◆ **Exercise a**:
Transcribe the implementation plan below word for word, taking everything from "Testing Strategy" down to "detector = ScoringOperationDetector()".

◆ **Passage provided**:
• • • •

3. Update buffer.py in supsrc

No changes needed - continues to use OperationDetector interface

Implementation Plan

Phase 1: Core Scoring Infrastructure

  1. Add scoring types to types.py
  2. DetectorResult dataclass
  3. PatternSpecificity enum
  4. Scoring configuration options

  5. Create base scorer class

    class BaseScorer(ABC):
        @abstractmethod
        def score(self, events: list[FileEvent]) -> list[DetectorResult]:
            """Return all possible matches with scores."""
            pass
    

  6. Implement scoring orchestrator in detector.py

  7. Collect results from all scorers
  8. Rank by combined score
  9. Select best match above threshold

Phase 2: Implement Specific Scorers

  1. VSCodeAtomicSaveScorer (highest priority)
  2. Pattern: .tmp.XXX files
  3. Specificity: 100
  4. Confidence: 0.95

  5. VimSaveScorer

  6. Pattern: .swp, .swo files
  7. Specificity: 90
  8. Confidence: 0.90

  9. GenericAtomicSaveScorer

  10. Various temp patterns
  11. Specificity: 50-70
  12. Confidence: 0.70-0.85

  13. SimpleOperationScorer (fallback)

  14. Basic create/modify/delete
  15. Specificity: 30
  16. Confidence: 0.60-0.70

Phase 3: Testing and Tuning

  1. Unit tests for each scorer
  2. Integration tests with real file operations
  3. TUI testing with actual editor saves
  4. Tune scoring weights based on results

Testing Strategy

Unit Tests

def test_vscode_atomic_save_scores_highest():
    """VSCode pattern should score higher than generic."""
    events = [
        FileEvent(Path(".file.tmp.84"), "created", ...),
        FileEvent(Path(".file.tmp.84"), "deleted", ...),
        FileEvent(Path("file"), "created", ...)
    ]

    detector = ScoringOperationDetector()
    operation = detector.detect(events)

    assert operation.operation_type == OperationType.ATOMIC_SAVE
    assert "vscode" in operation.description.lower()

Integration Tests

def test_real_vscode_save(tmp_path):
    """Test with actual VSCode save operation."""
    # Simulate VSCode save pattern
    temp_file = tmp_path / ".test.tmp.123"
    real_file = tmp_path / "test.py"

    # Capture events
    with event_capture() as events:
        temp_file.write_text("content")
        temp_file.unlink()
        real_file.write_text("content")

    # Should detect as single atomic save
    operation = detector.detect(events)
    assert operation.operation_type == OperationType.ATOMIC_SAVE

Configuration and Tuning

Proposed Configuration Options

@dataclass
class ScoringConfig:
    """Configuration for scoring-based detection."""

• • • •

◆ **Records from a data collection**:
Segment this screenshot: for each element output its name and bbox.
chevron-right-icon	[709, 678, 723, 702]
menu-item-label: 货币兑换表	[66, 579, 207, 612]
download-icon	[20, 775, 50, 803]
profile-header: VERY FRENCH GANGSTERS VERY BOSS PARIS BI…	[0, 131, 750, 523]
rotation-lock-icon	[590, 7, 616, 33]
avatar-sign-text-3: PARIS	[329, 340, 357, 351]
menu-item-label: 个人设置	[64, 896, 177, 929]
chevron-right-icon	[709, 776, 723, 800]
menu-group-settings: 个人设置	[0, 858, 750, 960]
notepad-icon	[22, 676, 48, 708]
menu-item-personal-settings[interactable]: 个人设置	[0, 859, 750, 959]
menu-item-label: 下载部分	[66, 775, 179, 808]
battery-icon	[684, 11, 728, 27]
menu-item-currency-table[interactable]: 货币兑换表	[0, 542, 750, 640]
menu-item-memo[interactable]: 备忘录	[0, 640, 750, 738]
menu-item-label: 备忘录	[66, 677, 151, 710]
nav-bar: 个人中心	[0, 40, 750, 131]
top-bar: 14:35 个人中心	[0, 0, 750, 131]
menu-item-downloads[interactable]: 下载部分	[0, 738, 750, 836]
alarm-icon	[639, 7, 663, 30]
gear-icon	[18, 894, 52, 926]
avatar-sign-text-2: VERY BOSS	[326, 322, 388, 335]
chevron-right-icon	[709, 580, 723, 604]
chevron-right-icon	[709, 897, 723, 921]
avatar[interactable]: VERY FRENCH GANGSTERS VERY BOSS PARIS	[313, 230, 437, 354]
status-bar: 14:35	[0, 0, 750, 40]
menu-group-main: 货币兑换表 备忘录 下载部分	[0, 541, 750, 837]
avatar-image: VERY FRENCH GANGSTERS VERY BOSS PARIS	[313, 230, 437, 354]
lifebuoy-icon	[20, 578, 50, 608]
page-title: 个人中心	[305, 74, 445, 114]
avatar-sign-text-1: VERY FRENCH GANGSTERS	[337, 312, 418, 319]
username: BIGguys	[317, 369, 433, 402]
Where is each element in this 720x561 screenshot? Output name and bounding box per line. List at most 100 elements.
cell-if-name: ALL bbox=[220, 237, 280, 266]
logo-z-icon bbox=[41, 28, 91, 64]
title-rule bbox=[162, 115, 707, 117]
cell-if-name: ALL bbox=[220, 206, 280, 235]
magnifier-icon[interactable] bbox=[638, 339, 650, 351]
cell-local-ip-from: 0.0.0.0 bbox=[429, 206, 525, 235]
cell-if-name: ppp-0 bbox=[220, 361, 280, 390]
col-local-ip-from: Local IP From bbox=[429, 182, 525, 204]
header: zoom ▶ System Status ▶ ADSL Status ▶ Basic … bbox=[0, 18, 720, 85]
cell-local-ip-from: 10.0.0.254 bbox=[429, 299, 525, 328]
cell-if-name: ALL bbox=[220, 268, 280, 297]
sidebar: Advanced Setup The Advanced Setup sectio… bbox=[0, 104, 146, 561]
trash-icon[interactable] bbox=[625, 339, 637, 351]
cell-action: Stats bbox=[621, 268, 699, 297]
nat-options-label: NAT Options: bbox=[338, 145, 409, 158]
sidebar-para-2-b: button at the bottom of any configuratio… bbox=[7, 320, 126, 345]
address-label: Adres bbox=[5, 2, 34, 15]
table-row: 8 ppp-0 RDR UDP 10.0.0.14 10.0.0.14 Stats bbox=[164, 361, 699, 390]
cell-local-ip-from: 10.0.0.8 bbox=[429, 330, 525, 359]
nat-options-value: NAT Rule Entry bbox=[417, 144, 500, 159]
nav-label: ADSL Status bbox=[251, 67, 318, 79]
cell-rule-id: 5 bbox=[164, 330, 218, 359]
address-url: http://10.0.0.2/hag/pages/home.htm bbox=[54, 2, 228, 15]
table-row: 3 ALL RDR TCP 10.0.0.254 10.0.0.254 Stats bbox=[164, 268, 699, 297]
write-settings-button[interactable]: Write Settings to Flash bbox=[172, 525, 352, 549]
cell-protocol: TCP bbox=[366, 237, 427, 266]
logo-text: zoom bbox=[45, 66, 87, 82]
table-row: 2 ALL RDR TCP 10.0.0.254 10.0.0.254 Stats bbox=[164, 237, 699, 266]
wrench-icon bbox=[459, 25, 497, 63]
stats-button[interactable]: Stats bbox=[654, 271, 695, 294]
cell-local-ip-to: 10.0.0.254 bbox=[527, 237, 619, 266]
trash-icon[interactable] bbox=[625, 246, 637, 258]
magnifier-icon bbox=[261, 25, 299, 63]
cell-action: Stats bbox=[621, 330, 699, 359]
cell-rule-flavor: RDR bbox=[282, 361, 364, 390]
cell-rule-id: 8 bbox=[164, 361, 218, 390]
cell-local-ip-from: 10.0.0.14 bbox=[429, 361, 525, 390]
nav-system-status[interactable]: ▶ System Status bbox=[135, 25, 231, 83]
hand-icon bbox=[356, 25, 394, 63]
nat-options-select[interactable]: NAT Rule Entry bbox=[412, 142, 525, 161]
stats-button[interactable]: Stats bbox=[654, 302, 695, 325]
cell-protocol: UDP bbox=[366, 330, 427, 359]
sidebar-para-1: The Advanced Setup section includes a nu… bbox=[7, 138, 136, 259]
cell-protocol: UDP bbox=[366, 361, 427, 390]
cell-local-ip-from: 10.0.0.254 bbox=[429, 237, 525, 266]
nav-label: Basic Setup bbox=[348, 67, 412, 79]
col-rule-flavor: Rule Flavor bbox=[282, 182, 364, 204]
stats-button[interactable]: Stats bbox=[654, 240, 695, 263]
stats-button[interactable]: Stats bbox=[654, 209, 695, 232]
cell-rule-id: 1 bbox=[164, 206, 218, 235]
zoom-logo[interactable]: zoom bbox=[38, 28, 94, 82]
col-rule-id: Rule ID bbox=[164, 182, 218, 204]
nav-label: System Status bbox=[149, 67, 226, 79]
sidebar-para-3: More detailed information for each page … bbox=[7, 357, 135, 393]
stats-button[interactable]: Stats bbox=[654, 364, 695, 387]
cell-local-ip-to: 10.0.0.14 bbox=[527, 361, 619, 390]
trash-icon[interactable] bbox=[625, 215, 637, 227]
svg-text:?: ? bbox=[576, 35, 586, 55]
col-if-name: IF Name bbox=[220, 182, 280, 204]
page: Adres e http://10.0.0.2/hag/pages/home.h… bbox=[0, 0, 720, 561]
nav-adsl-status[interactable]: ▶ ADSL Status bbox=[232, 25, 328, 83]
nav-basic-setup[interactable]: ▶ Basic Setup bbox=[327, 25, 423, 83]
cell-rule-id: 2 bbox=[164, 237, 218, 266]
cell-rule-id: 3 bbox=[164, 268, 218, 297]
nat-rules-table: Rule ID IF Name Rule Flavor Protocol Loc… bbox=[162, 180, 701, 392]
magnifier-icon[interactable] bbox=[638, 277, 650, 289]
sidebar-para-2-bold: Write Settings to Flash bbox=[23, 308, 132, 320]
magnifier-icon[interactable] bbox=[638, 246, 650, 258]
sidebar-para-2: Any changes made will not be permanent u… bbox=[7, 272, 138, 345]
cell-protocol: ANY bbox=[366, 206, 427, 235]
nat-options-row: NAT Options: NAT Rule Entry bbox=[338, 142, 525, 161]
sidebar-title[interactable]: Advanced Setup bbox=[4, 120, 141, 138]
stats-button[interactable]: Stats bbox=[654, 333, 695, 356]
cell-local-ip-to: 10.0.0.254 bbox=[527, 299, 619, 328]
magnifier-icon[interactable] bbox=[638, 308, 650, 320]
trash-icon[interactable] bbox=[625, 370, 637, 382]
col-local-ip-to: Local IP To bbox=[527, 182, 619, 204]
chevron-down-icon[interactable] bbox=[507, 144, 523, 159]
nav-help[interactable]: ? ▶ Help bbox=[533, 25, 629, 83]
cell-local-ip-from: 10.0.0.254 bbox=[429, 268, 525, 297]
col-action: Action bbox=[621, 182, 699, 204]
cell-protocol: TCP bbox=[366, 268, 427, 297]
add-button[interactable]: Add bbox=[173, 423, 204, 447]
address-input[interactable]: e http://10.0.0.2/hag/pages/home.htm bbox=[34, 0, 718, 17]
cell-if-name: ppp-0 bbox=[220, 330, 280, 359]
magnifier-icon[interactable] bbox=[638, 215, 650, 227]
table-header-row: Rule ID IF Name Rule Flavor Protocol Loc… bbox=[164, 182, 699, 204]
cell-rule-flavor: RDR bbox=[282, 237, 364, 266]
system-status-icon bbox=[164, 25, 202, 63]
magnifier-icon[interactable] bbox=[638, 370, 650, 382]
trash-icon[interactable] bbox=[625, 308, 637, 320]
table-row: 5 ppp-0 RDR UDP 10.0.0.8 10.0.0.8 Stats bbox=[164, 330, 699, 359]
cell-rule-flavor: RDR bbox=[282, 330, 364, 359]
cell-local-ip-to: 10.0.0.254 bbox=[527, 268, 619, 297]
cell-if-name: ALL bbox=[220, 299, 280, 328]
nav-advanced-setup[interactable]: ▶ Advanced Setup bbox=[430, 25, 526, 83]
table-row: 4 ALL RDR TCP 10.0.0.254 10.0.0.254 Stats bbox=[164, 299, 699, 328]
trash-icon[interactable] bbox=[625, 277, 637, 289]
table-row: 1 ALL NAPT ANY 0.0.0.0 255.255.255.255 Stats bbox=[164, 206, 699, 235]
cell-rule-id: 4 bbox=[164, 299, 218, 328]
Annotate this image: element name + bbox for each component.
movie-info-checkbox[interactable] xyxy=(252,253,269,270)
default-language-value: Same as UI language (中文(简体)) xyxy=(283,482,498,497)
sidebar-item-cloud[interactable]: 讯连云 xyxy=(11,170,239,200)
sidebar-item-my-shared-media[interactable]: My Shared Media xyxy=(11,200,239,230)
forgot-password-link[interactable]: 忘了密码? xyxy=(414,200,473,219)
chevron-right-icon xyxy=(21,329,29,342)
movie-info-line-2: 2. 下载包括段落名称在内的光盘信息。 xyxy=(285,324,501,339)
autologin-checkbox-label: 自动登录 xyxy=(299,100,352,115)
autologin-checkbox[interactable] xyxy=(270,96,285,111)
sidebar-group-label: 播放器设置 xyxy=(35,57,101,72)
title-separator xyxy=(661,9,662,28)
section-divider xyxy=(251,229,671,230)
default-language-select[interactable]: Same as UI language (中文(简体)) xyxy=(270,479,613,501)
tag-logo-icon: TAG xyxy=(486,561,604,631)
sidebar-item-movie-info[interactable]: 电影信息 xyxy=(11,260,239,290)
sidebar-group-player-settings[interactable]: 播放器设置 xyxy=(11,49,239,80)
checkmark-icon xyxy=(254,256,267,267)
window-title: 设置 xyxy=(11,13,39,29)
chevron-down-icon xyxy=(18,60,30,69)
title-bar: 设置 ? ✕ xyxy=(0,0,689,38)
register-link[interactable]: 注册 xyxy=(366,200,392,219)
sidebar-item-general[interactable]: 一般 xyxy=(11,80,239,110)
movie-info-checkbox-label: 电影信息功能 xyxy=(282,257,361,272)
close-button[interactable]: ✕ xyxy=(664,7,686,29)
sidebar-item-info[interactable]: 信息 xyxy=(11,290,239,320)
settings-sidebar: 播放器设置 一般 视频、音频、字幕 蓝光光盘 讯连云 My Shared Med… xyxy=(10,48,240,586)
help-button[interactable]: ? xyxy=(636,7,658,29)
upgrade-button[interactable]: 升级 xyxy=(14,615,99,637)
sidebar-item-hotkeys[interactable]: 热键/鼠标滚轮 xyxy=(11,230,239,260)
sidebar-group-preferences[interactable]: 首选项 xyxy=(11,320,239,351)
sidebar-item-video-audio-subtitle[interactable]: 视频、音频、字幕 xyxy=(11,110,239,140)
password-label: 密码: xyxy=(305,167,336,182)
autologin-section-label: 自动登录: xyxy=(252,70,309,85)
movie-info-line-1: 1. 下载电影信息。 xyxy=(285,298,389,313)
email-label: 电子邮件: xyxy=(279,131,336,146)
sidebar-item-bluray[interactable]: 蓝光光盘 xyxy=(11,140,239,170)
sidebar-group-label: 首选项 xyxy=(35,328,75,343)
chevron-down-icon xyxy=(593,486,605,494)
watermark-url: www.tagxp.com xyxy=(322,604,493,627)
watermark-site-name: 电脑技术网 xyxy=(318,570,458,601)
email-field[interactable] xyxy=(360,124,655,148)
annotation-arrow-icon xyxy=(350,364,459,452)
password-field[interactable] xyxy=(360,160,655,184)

• • • •

◆ **Exercise b**:
Extract each line of the entries above that contains the string "section".

◆ **Exercise output a**:
Testing Strategy

Unit Tests

def test_vscode_atomic_save_scores_highest():
    """VSCode pattern should score higher than generic."""
    events = [
        FileEvent(Path(".file.tmp.84"), "created", ...),
        FileEvent(Path(".file.tmp.84"), "deleted", ...),
        FileEvent(Path("file"), "created", ...)
    ]

    detector = ScoringOperationDetector()

◆ **Exercise output b**:
sidebar-para-1: The Advanced Setup section includes a nu… bbox=[7, 138, 136, 259]
section-divider xyxy=(251,229,671,230)
autologin-section-label: 自动登录: xyxy=(252,70,309,85)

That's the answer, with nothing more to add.